Written task A: From the article on the standing defense in environmental litigation, list the three categories of seals whose importation the plaintiffs said the MMPA prohibits.
Written task B: According to the article on the standing defense in environmental litigation, how many Cape fur seal skins does the permit allow the Fouke Company to import?
Written task C: Resume the article on the standing defense in environmental litigation from its last sentence.

Selected passage:
7 ELR 10031 | Environmental Law Reporter | copyright © 1977 | All rights reserved
The Revival of the Standing Defense in Environmental Litigation
[7 ELR 10031]
A recent decision by a federal district judge may signal the revival of the standing question in environmental actions, a defense which had been assumed moribund for the past few years. Judge Aubrey Robinson of the District Court for the District of Columbia, in Animal Welfare Institute v. Richardson,1 declared that environmental and humane groups lack standing to challenge a National Marine Fisheries Service permit issued pursuant to the Marine Mammal Protection Act (MMPA)2 which allows the Fouke Company to import 13,000 Cape fur seal skins taken in the Republic of South Africa. Plaintiffs sought to enjoin issuance of the permit on the ground that it would allow importation of the skins of seals taken in violation of the MMPA. The district court found that plaintiffs had not alleged a sufficient injury in fact to maintain the suit, and both denied injunctive relief and dismissed the action.
Because the Court of Appeals for the D.C. Circuit declined to hear an expedited appeal from the denial of the preliminary injunction,3 the importation and sale of the sealskins are likely to occur before the case can be heard on the regular appeal docket. If the D.C. Circuit does not dismiss the appeal as moot, plaintiffs thus will gain, at most, a hollow legal victory even if they succeed in reversing the district court's ruling. The decision bodes ill for the MMPA, and may, if applied uncritically in conjunction with several recent Supreme Court decisions on standing, chill the prospects of maintaining environmental suits in federal court.
Background
The MMPA imposes a moratorium on the taking and importation of marine mammals and derivative products, but allows the Secretary of Commerce to waive the moratorium and permit importation of marine mammals under certain limitations.4 The Fouke Company applied for the permit in question in late 1976,5 following the National Marine Fisheries Service's waiver of the statutory moratorium on taking Cape fur seals.6 Plaintiffs, the Animal Welfare Institute and the Committee for Humane Legislation, claimed that the government should be enjoined from issuing the permit because it would allow importation of seals taken while they were nursing, seals that were less than eight months old at taking, and seals that were taken in an inhumane manner, all of which are prohibited by the MMPA.

Given data:
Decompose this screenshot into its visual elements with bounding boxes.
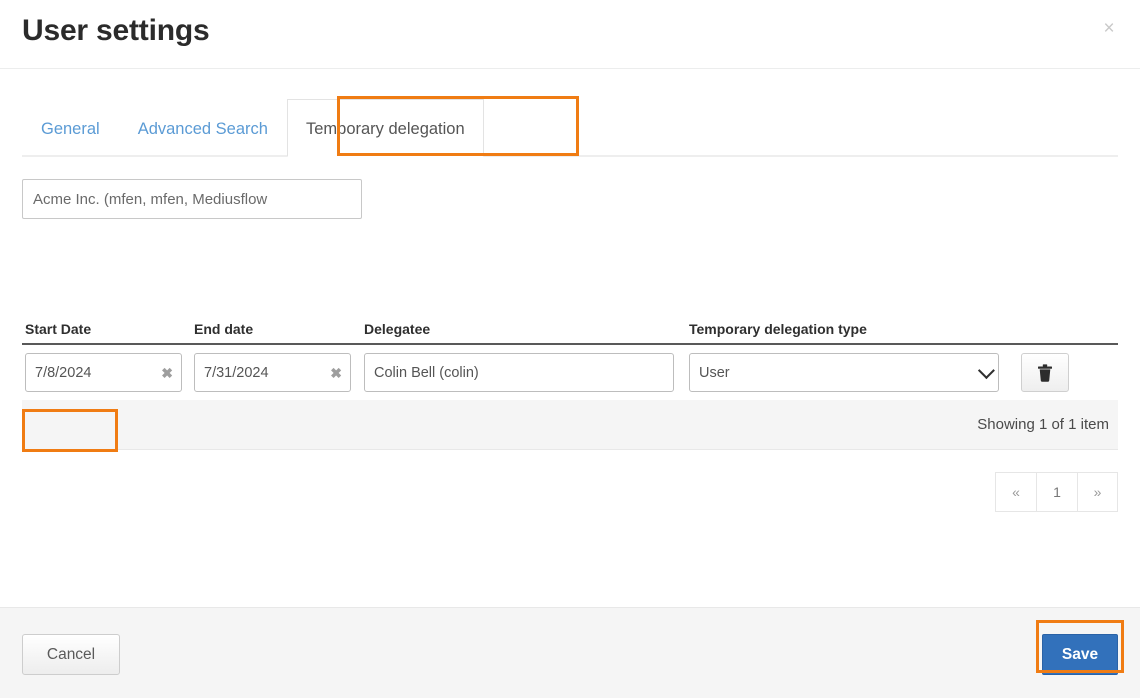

Output A:
- Seals taken while they were nursing
- Seals that were less than eight months old at taking
- Seals that were taken in an inhumane manner

Output B: 13,000 Cape fur seal skins.

Output C:
The Standing Decision
Judge Robinson found it unnecessary to reach the merits of the case, however, and dismissed the suit after finding that the plaintiffs had not suffered injury in fact sufficient to satisfy the first half of the threshold standing test enunciated in the 1972 Supreme Court case of Sierra Club v. Morton.7 Although the court admitted that the plaintiffs satisfied the second half of the test (that their interest came within the zone of interests protected by the Act) and admitted that aesthetic and environmental concerns deserve legal protection, Judge Robinson nonetheless held that these plaintiffs, and by implication any other non-commercial plaintiffs, could not be injured by the government's granting the permit to import fur seals. Plaintiffs' interest in studying fur seals was insufficient, the court said, as was their interest in the maintenance of a safe and healthful environment for marine mammals. Curiously, the court concluded its argument by noting that standing could not be met in the absence of a special citizen-suit provision [7 ELR 10032] in the MMPA that would allow plaintiffs to function as "private attorneys general."
Injury in Fact and Statutory Standing
This conclusion is especially important in view of the court's assertion that § 104 of the MMPA was inapplicable to the action. Section 104, which authorizes permit issuance, specifically provides, in § 104(d)(6), for judicial review thereof:8
Any applicant for a permit, or any party opposed to such permit, may obtain judicial review of the terms and conditions of any permit issued by the Secretary under this section or of his refusal to issue such a permit. Such review … shall be pursuant to chapter 7 of Title 5 [the Administrative Procedure Act]….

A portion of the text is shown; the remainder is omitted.